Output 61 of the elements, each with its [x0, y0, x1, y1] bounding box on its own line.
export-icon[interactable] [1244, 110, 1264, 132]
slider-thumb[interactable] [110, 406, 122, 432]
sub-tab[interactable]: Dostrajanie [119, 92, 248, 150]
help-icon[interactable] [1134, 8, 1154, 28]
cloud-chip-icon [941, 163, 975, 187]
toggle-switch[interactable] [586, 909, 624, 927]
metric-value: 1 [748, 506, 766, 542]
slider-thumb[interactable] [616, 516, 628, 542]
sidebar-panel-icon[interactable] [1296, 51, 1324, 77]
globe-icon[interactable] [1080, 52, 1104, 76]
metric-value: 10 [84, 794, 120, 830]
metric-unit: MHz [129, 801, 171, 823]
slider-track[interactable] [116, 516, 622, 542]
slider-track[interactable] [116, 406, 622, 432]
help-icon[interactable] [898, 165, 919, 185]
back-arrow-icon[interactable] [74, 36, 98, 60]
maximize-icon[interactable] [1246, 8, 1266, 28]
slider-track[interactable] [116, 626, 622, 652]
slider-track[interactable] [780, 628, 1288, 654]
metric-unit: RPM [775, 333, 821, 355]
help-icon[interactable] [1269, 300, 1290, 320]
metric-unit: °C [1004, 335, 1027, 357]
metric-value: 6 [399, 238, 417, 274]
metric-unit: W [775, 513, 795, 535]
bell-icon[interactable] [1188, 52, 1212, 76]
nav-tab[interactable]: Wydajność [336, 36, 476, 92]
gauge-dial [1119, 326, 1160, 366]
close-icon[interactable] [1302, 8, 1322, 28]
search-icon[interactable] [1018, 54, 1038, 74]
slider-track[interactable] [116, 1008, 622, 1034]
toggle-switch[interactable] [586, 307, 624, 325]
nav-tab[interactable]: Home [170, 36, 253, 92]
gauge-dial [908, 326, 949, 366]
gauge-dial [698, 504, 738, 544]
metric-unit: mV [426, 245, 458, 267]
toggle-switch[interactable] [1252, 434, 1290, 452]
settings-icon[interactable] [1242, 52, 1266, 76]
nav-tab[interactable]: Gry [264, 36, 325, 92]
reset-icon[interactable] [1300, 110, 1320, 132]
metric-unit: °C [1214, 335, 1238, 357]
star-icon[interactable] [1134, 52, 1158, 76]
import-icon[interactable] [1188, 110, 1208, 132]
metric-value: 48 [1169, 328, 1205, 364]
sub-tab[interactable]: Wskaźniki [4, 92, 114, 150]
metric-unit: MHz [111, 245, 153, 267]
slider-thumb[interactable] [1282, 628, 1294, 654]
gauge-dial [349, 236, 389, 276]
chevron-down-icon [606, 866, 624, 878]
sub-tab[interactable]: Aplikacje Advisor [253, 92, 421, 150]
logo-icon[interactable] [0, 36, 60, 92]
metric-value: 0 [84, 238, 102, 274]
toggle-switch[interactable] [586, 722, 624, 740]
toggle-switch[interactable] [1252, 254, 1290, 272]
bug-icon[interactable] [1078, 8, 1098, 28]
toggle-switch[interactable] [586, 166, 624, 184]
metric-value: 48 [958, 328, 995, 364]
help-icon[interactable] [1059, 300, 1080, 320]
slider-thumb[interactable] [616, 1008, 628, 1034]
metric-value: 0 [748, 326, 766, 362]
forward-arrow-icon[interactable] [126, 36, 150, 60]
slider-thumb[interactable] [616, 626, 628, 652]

* _What the exercise asks_
Set out every line of the records above as a numbered list, omitting any blank lines.

* _Complete response_
1. Output 61 of the elements, each with its [x0, y0, x1, y1] bounding box on its own line.
2. export-icon[interactable] [1244, 110, 1264, 132]
3. slider-thumb[interactable] [110, 406, 122, 432]
4. sub-tab[interactable]: Dostrajanie [119, 92, 248, 150]
5. help-icon[interactable] [1134, 8, 1154, 28]
6. cloud-chip-icon [941, 163, 975, 187]
7. toggle-switch[interactable] [586, 909, 624, 927]
8. metric-value: 1 [748, 506, 766, 542]
9. slider-thumb[interactable] [616, 516, 628, 542]
10. sidebar-panel-icon[interactable] [1296, 51, 1324, 77]
11. globe-icon[interactable] [1080, 52, 1104, 76]
12. metric-value: 10 [84, 794, 120, 830]
13. metric-unit: MHz [129, 801, 171, 823]
14. slider-track[interactable] [116, 516, 622, 542]
15. slider-track[interactable] [116, 406, 622, 432]
16. help-icon[interactable] [898, 165, 919, 185]
17. back-arrow-icon[interactable] [74, 36, 98, 60]
18. maximize-icon[interactable] [1246, 8, 1266, 28]
19. slider-track[interactable] [116, 626, 622, 652]
20. slider-track[interactable] [780, 628, 1288, 654]
21. metric-unit: RPM [775, 333, 821, 355]
22. help-icon[interactable] [1269, 300, 1290, 320]
23. metric-unit: °C [1004, 335, 1027, 357]
24. metric-value: 6 [399, 238, 417, 274]
25. metric-unit: W [775, 513, 795, 535]
26. bell-icon[interactable] [1188, 52, 1212, 76]
27. nav-tab[interactable]: Wydajność [336, 36, 476, 92]
28. gauge-dial [1119, 326, 1160, 366]
29. close-icon[interactable] [1302, 8, 1322, 28]
30. search-icon[interactable] [1018, 54, 1038, 74]
31. slider-track[interactable] [116, 1008, 622, 1034]
32. toggle-switch[interactable] [586, 307, 624, 325]
33. nav-tab[interactable]: Home [170, 36, 253, 92]
34. gauge-dial [908, 326, 949, 366]
35. gauge-dial [698, 504, 738, 544]
36. metric-unit: mV [426, 245, 458, 267]
37. toggle-switch[interactable] [1252, 434, 1290, 452]
38. settings-icon[interactable] [1242, 52, 1266, 76]
39. nav-tab[interactable]: Gry [264, 36, 325, 92]
40. reset-icon[interactable] [1300, 110, 1320, 132]
41. metric-unit: °C [1214, 335, 1238, 357]
42. star-icon[interactable] [1134, 52, 1158, 76]
43. import-icon[interactable] [1188, 110, 1208, 132]
44. metric-value: 48 [1169, 328, 1205, 364]
45. sub-tab[interactable]: Wskaźniki [4, 92, 114, 150]
46. metric-unit: MHz [111, 245, 153, 267]
47. slider-thumb[interactable] [1282, 628, 1294, 654]
48. gauge-dial [349, 236, 389, 276]
49. chevron-down-icon [606, 866, 624, 878]
50. sub-tab[interactable]: Aplikacje Advisor [253, 92, 421, 150]
51. logo-icon[interactable] [0, 36, 60, 92]
52. metric-value: 0 [84, 238, 102, 274]
53. toggle-switch[interactable] [586, 722, 624, 740]
54. toggle-switch[interactable] [1252, 254, 1290, 272]
55. bug-icon[interactable] [1078, 8, 1098, 28]
56. toggle-switch[interactable] [586, 166, 624, 184]
57. metric-value: 48 [958, 328, 995, 364]
58. help-icon[interactable] [1059, 300, 1080, 320]
59. slider-thumb[interactable] [616, 1008, 628, 1034]
60. metric-value: 0 [748, 326, 766, 362]
61. forward-arrow-icon[interactable] [126, 36, 150, 60]
62. slider-thumb[interactable] [616, 626, 628, 652]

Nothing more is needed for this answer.